Your instructions: Please copy the records below word for word, omitting the pictures.

--- start Records shown ---

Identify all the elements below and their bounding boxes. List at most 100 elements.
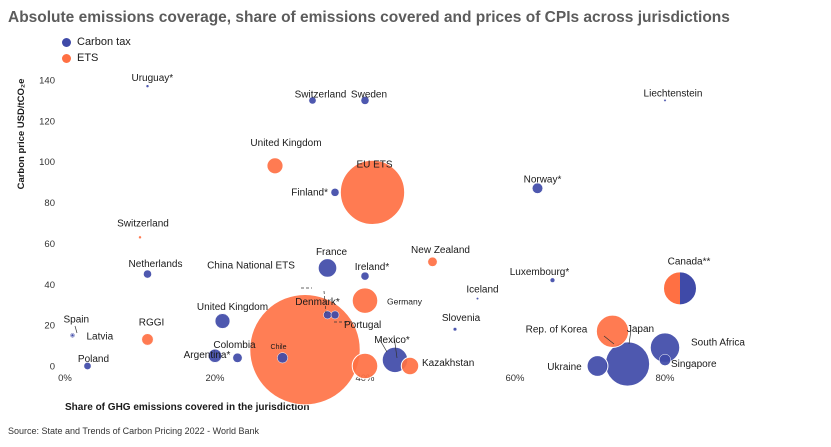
- data-label-carbon-tax-united-kingdom: United Kingdom: [197, 302, 268, 313]
- data-label-carbon-tax-denmark: Denmark*: [295, 297, 340, 308]
- data-label-ets-kazakhstan: Kazakhstan: [422, 358, 474, 369]
- data-label-carbon-tax-south-africa: South Africa: [691, 338, 745, 349]
- leader-line: [74, 325, 78, 334]
- y-tick-label: 120: [39, 116, 55, 127]
- leader-line: [628, 329, 632, 345]
- bubble-ets-rggi: [141, 333, 154, 346]
- legend-item-ets: ETS: [62, 50, 131, 66]
- bubble-ets-germany: [351, 287, 379, 314]
- data-label-ets-rggi: RGGI: [139, 317, 165, 328]
- x-tick-label: 0%: [58, 373, 72, 384]
- bubble-carbon-tax-colombia: [232, 352, 243, 363]
- data-label-carbon-tax-argentina: Argentina*: [184, 350, 231, 361]
- data-label-ets-switzerland: Switzerland: [117, 218, 169, 229]
- data-label-carbon-tax-slovenia: Slovenia: [442, 313, 481, 324]
- bubble-carbon-tax-netherlands: [143, 269, 152, 279]
- data-label-carbon-tax-ukraine: Ukraine: [547, 362, 582, 373]
- bubble-carbon-tax-latvia: [70, 333, 75, 338]
- source-note: Source: State and Trends of Carbon Prici…: [8, 426, 259, 436]
- x-tick-label: 60%: [505, 373, 525, 384]
- bubble-carbon-tax-ukraine: [586, 355, 609, 377]
- data-label-carbon-tax-netherlands: Netherlands: [129, 259, 183, 270]
- data-label-ets-eu-ets: EU ETS: [356, 159, 392, 170]
- bubble-ets-switzerland: [138, 235, 142, 240]
- legend-swatch-ets: [62, 53, 71, 63]
- data-label-carbon-tax-sweden: Sweden: [351, 89, 387, 100]
- data-label-carbon-tax-ireland: Ireland*: [355, 262, 390, 273]
- data-label-carbon-tax-singapore: Singapore: [671, 359, 717, 370]
- bubble-ets-rep-of-korea: [595, 314, 630, 348]
- data-label-carbon-tax-portugal: Portugal: [344, 320, 381, 331]
- bubble-carbon-tax-iceland: [476, 297, 479, 301]
- bubble-ets-new-zealand: [427, 256, 438, 267]
- bubble-carbon-tax-sweden: [360, 96, 370, 105]
- data-label-carbon-tax-france: France: [316, 247, 348, 258]
- data-label-ets-rep-of-korea: Rep. of Korea: [526, 324, 588, 335]
- data-label-carbon-tax-latvia: Latvia: [87, 331, 114, 342]
- leader-line: [379, 339, 388, 353]
- y-tick-label: 0: [50, 362, 55, 373]
- bubble-carbon-tax-france: [317, 258, 338, 278]
- x-tick-label: 20%: [205, 373, 225, 384]
- y-axis-title: Carbon price USD/tCO₂e: [16, 79, 27, 190]
- data-label-ets-germany: Germany: [387, 297, 423, 307]
- bubble-ets-kazakhstan: [400, 356, 420, 376]
- legend: Carbon tax ETS: [62, 34, 131, 66]
- data-label-carbon-tax-finland: Finland*: [291, 187, 328, 198]
- data-label-ets-new-zealand: New Zealand: [411, 245, 470, 256]
- data-label-carbon-tax-poland: Poland: [78, 354, 109, 365]
- legend-swatch-carbon-tax: [62, 37, 71, 47]
- data-label-carbon-tax-japan: Japan: [627, 324, 654, 335]
- leader-line: [603, 335, 615, 345]
- data-label-carbon-tax-spain: Spain: [64, 314, 90, 325]
- bubble-carbon-tax-denmark: [323, 310, 332, 320]
- bubble-carbon-tax-uruguay: [145, 84, 150, 88]
- bubble-carbon-tax-switzerland: [308, 96, 317, 105]
- y-tick-label: 20: [44, 321, 55, 332]
- leader-line: [393, 335, 398, 359]
- data-label-ets-china-national-ets: China National ETS: [207, 261, 295, 272]
- data-label-carbon-tax-iceland: Iceland: [466, 285, 498, 296]
- data-label-carbon-tax-colombia: Colombia: [213, 340, 256, 351]
- y-tick-label: 100: [39, 157, 55, 168]
- bubble-carbon-tax-norway: [532, 182, 543, 194]
- bubble-canada-outline: [663, 271, 697, 306]
- data-label-carbon-tax-canada: Canada**: [668, 256, 711, 267]
- data-label-carbon-tax-chile: Chile: [271, 344, 287, 351]
- y-tick-label: 140: [39, 76, 55, 87]
- bubble-carbon-tax-slovenia: [452, 327, 458, 332]
- bubble-ets-canada: [663, 271, 680, 305]
- data-label-carbon-tax-norway: Norway*: [524, 174, 562, 185]
- y-tick-label: 40: [44, 280, 55, 291]
- bubble-ets-united-kingdom: [266, 157, 284, 175]
- bubble-ets-china-national-ets: [249, 293, 361, 406]
- bubble-carbon-tax-liechtenstein: [663, 98, 667, 102]
- data-label-carbon-tax-switzerland: Switzerland: [295, 89, 347, 100]
- bubble-carbon-tax-japan: [604, 341, 651, 387]
- chart-title: Absolute emissions coverage, share of em…: [8, 9, 730, 26]
- bubble-carbon-tax-finland: [330, 188, 340, 197]
- x-tick-label: 80%: [655, 373, 675, 384]
- data-label-ets-united-kingdom: United Kingdom: [250, 138, 321, 149]
- bubble-carbon-tax-poland: [83, 362, 92, 370]
- y-tick-label: 60: [44, 239, 55, 250]
- data-label-carbon-tax-luxembourg: Luxembourg*: [510, 267, 570, 278]
- bubble-carbon-tax-ireland: [360, 271, 370, 281]
- leader-line: [323, 290, 327, 314]
- bubble-ets-eu-ets: [339, 159, 406, 226]
- bubble-carbon-tax-united-kingdom: [214, 313, 231, 329]
- data-label-carbon-tax-liechtenstein: Liechtenstein: [644, 88, 703, 99]
- bubble-carbon-tax-luxembourg: [549, 277, 556, 283]
- bubble-carbon-tax-singapore: [659, 353, 671, 366]
- legend-label-carbon-tax: Carbon tax: [77, 36, 131, 48]
- data-label-carbon-tax-mexico: Mexico*: [374, 335, 410, 346]
- y-tick-label: 80: [44, 198, 55, 209]
- x-axis-title: Share of GHG emissions covered in the ju…: [65, 402, 310, 413]
- bubble-carbon-tax-portugal: [330, 310, 340, 320]
- bubble-ets-mexico: [351, 352, 379, 380]
- bubble-carbon-tax-argentina: [208, 348, 222, 363]
- legend-item-carbon-tax: Carbon tax: [62, 34, 131, 50]
- bubble-carbon-tax-chile: [277, 352, 288, 364]
- bubble-carbon-tax-canada: [680, 271, 697, 305]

--- end Records shown ---

Task response:
Identify all the elements below and their bounding boxes. List at most 100 elements.
- data-label-carbon-tax-united-kingdom: United Kingdom: [197, 302, 268, 313]
- data-label-carbon-tax-denmark: Denmark*: [295, 297, 340, 308]
- data-label-ets-kazakhstan: Kazakhstan: [422, 358, 474, 369]
- data-label-carbon-tax-south-africa: South Africa: [691, 338, 745, 349]
- leader-line: [74, 325, 78, 334]
- y-tick-label: 120: [39, 116, 55, 127]
- leader-line: [628, 329, 632, 345]
- bubble-ets-rggi: [141, 333, 154, 346]
- legend-item-ets: ETS: [62, 50, 131, 66]
- bubble-ets-germany: [351, 287, 379, 314]
- data-label-ets-rggi: RGGI: [139, 317, 165, 328]
- x-tick-label: 0%: [58, 373, 72, 384]
- bubble-carbon-tax-colombia: [232, 352, 243, 363]
- data-label-carbon-tax-argentina: Argentina*: [184, 350, 231, 361]
- data-label-ets-switzerland: Switzerland: [117, 218, 169, 229]
- data-label-carbon-tax-slovenia: Slovenia: [442, 313, 481, 324]
- bubble-carbon-tax-netherlands: [143, 269, 152, 279]
- data-label-carbon-tax-ukraine: Ukraine: [547, 362, 582, 373]
- bubble-carbon-tax-latvia: [70, 333, 75, 338]
- source-note: Source: State and Trends of Carbon Prici…: [8, 426, 259, 436]
- x-tick-label: 60%: [505, 373, 525, 384]
- bubble-carbon-tax-ukraine: [586, 355, 609, 377]
- data-label-carbon-tax-netherlands: Netherlands: [129, 259, 183, 270]
- data-label-ets-eu-ets: EU ETS: [356, 159, 392, 170]
- bubble-ets-switzerland: [138, 235, 142, 240]
- legend-swatch-ets: [62, 53, 71, 63]
- data-label-carbon-tax-sweden: Sweden: [351, 89, 387, 100]
- data-label-carbon-tax-ireland: Ireland*: [355, 262, 390, 273]
- data-label-carbon-tax-singapore: Singapore: [671, 359, 717, 370]
- bubble-ets-rep-of-korea: [595, 314, 630, 348]
- data-label-carbon-tax-portugal: Portugal: [344, 320, 381, 331]
- bubble-carbon-tax-iceland: [476, 297, 479, 301]
- bubble-ets-new-zealand: [427, 256, 438, 267]
- bubble-carbon-tax-sweden: [360, 96, 370, 105]
- data-label-carbon-tax-france: France: [316, 247, 348, 258]
- data-label-ets-rep-of-korea: Rep. of Korea: [526, 324, 588, 335]
- data-label-carbon-tax-latvia: Latvia: [87, 331, 114, 342]
- leader-line: [379, 339, 388, 353]
- y-tick-label: 0: [50, 362, 55, 373]
- bubble-carbon-tax-france: [317, 258, 338, 278]
- x-tick-label: 20%: [205, 373, 225, 384]
- y-axis-title: Carbon price USD/tCO₂e: [16, 79, 27, 190]
- data-label-ets-germany: Germany: [387, 297, 423, 307]
- bubble-ets-kazakhstan: [400, 356, 420, 376]
- legend: Carbon tax ETS: [62, 34, 131, 66]
- data-label-carbon-tax-finland: Finland*: [291, 187, 328, 198]
- data-label-ets-new-zealand: New Zealand: [411, 245, 470, 256]
- data-label-carbon-tax-poland: Poland: [78, 354, 109, 365]
- legend-swatch-carbon-tax: [62, 37, 71, 47]
- data-label-carbon-tax-japan: Japan: [627, 324, 654, 335]
- leader-line: [603, 335, 615, 345]
- data-label-carbon-tax-spain: Spain: [64, 314, 90, 325]
- bubble-carbon-tax-denmark: [323, 310, 332, 320]
- bubble-carbon-tax-uruguay: [145, 84, 150, 88]
- bubble-carbon-tax-switzerland: [308, 96, 317, 105]
- y-tick-label: 20: [44, 321, 55, 332]
- leader-line: [393, 335, 398, 359]
- data-label-ets-china-national-ets: China National ETS: [207, 261, 295, 272]
- data-label-carbon-tax-iceland: Iceland: [466, 285, 498, 296]
- data-label-carbon-tax-colombia: Colombia: [213, 340, 256, 351]
- y-tick-label: 100: [39, 157, 55, 168]
- bubble-carbon-tax-norway: [532, 182, 543, 194]
- bubble-canada-outline: [663, 271, 697, 306]
- data-label-carbon-tax-canada: Canada**: [668, 256, 711, 267]
- data-label-carbon-tax-chile: Chile: [271, 344, 287, 351]
- y-tick-label: 140: [39, 76, 55, 87]
- bubble-carbon-tax-slovenia: [452, 327, 458, 332]
- bubble-ets-canada: [663, 271, 680, 305]
- data-label-carbon-tax-norway: Norway*: [524, 174, 562, 185]
- y-tick-label: 40: [44, 280, 55, 291]
- bubble-ets-united-kingdom: [266, 157, 284, 175]
- bubble-ets-china-national-ets: [249, 293, 361, 406]
- bubble-carbon-tax-liechtenstein: [663, 98, 667, 102]
- data-label-carbon-tax-switzerland: Switzerland: [295, 89, 347, 100]
- bubble-carbon-tax-japan: [604, 341, 651, 387]
- chart-title: Absolute emissions coverage, share of em…: [8, 9, 730, 26]
- bubble-carbon-tax-finland: [330, 188, 340, 197]
- x-tick-label: 80%: [655, 373, 675, 384]
- data-label-ets-united-kingdom: United Kingdom: [250, 138, 321, 149]
- bubble-carbon-tax-poland: [83, 362, 92, 370]
- y-tick-label: 60: [44, 239, 55, 250]
- data-label-carbon-tax-luxembourg: Luxembourg*: [510, 267, 570, 278]
- bubble-carbon-tax-ireland: [360, 271, 370, 281]
- leader-line: [323, 290, 327, 314]
- bubble-ets-eu-ets: [339, 159, 406, 226]
- bubble-carbon-tax-united-kingdom: [214, 313, 231, 329]
- data-label-carbon-tax-liechtenstein: Liechtenstein: [644, 88, 703, 99]
- bubble-carbon-tax-luxembourg: [549, 277, 556, 283]
- bubble-carbon-tax-singapore: [659, 353, 671, 366]
- legend-label-carbon-tax: Carbon tax: [77, 36, 131, 48]
- data-label-carbon-tax-mexico: Mexico*: [374, 335, 410, 346]
- y-tick-label: 80: [44, 198, 55, 209]
- x-axis-title: Share of GHG emissions covered in the ju…: [65, 402, 310, 413]
- bubble-carbon-tax-portugal: [330, 310, 340, 320]
- bubble-ets-mexico: [351, 352, 379, 380]
- bubble-carbon-tax-argentina: [208, 348, 222, 363]
- legend-item-carbon-tax: Carbon tax: [62, 34, 131, 50]
- bubble-carbon-tax-chile: [277, 352, 288, 364]
- bubble-carbon-tax-canada: [680, 271, 697, 305]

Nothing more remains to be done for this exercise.